## BEGIN

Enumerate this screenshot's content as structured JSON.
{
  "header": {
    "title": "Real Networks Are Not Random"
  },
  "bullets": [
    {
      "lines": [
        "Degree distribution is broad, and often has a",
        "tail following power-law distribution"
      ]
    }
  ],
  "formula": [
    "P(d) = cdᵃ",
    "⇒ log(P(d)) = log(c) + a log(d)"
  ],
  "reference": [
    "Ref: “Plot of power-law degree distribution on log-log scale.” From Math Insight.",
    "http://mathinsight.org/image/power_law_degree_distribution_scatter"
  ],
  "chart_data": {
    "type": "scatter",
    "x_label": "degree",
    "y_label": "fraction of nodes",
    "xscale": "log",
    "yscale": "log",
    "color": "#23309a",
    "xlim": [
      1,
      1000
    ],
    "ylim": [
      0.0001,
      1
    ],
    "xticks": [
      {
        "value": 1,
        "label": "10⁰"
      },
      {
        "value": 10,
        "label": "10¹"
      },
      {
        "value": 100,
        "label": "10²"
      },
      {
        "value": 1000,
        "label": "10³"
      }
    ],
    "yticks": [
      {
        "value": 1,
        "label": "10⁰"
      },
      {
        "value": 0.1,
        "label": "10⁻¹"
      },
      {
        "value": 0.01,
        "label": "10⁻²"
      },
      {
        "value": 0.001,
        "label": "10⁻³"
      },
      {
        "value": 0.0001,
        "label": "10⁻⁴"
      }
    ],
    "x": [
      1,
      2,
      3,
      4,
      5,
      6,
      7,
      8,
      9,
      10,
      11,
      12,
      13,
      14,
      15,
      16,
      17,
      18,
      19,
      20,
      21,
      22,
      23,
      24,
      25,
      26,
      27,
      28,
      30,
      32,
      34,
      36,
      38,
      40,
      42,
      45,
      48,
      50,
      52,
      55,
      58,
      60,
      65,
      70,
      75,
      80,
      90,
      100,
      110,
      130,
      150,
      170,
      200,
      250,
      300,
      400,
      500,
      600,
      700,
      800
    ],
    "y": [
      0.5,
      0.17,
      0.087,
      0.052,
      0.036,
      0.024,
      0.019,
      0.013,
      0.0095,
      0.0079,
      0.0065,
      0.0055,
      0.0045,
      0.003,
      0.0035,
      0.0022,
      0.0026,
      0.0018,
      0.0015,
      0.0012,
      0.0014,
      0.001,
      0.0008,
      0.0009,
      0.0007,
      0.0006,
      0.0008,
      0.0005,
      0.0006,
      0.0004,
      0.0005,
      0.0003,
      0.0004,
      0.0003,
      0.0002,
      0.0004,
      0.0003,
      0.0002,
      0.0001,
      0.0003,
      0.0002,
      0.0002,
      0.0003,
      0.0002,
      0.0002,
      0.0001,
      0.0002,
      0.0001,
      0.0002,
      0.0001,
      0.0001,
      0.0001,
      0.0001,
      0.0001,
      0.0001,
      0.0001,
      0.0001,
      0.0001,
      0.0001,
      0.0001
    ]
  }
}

## END

**WORK TO DO:** Return the lines above exactly, keeping every word.

**TASK ANSWER:**
Enumerate this screenshot's content as structured JSON.
{
  "header": {
    "title": "Real Networks Are Not Random"
  },
  "bullets": [
    {
      "lines": [
        "Degree distribution is broad, and often has a",
        "tail following power-law distribution"
      ]
    }
  ],
  "formula": [
    "P(d) = cdᵃ",
    "⇒ log(P(d)) = log(c) + a log(d)"
  ],
  "reference": [
    "Ref: “Plot of power-law degree distribution on log-log scale.” From Math Insight.",
    "http://mathinsight.org/image/power_law_degree_distribution_scatter"
  ],
  "chart_data": {
    "type": "scatter",
    "x_label": "degree",
    "y_label": "fraction of nodes",
    "xscale": "log",
    "yscale": "log",
    "color": "#23309a",
    "xlim": [
      1,
      1000
    ],
    "ylim": [
      0.0001,
      1
    ],
    "xticks": [
      {
        "value": 1,
        "label": "10⁰"
      },
      {
        "value": 10,
        "label": "10¹"
      },
      {
        "value": 100,
        "label": "10²"
      },
      {
        "value": 1000,
        "label": "10³"
      }
    ],
    "yticks": [
      {
        "value": 1,
        "label": "10⁰"
      },
      {
        "value": 0.1,
        "label": "10⁻¹"
      },
      {
        "value": 0.01,
        "label": "10⁻²"
      },
      {
        "value": 0.001,
        "label": "10⁻³"
      },
      {
        "value": 0.0001,
        "label": "10⁻⁴"
      }
    ],
    "x": [
      1,
      2,
      3,
      4,
      5,
      6,
      7,
      8,
      9,
      10,
      11,
      12,
      13,
      14,
      15,
      16,
      17,
      18,
      19,
      20,
      21,
      22,
      23,
      24,
      25,
      26,
      27,
      28,
      30,
      32,
      34,
      36,
      38,
      40,
      42,
      45,
      48,
      50,
      52,
      55,
      58,
      60,
      65,
      70,
      75,
      80,
      90,
      100,
      110,
      130,
      150,
      170,
      200,
      250,
      300,
      400,
      500,
      600,
      700,
      800
    ],
    "y": [
      0.5,
      0.17,
      0.087,
      0.052,
      0.036,
      0.024,
      0.019,
      0.013,
      0.0095,
      0.0079,
      0.0065,
      0.0055,
      0.0045,
      0.003,
      0.0035,
      0.0022,
      0.0026,
      0.0018,
      0.0015,
      0.0012,
      0.0014,
      0.001,
      0.0008,
      0.0009,
      0.0007,
      0.0006,
      0.0008,
      0.0005,
      0.0006,
      0.0004,
      0.0005,
      0.0003,
      0.0004,
      0.0003,
      0.0002,
      0.0004,
      0.0003,
      0.0002,
      0.0001,
      0.0003,
      0.0002,
      0.0002,
      0.0003,
      0.0002,
      0.0002,
      0.0001,
      0.0002,
      0.0001,
      0.0002,
      0.0001,
      0.0001,
      0.0001,
      0.0001,
      0.0001,
      0.0001,
      0.0001,
      0.0001,
      0.0001,
      0.0001,
      0.0001
    ]
  }
}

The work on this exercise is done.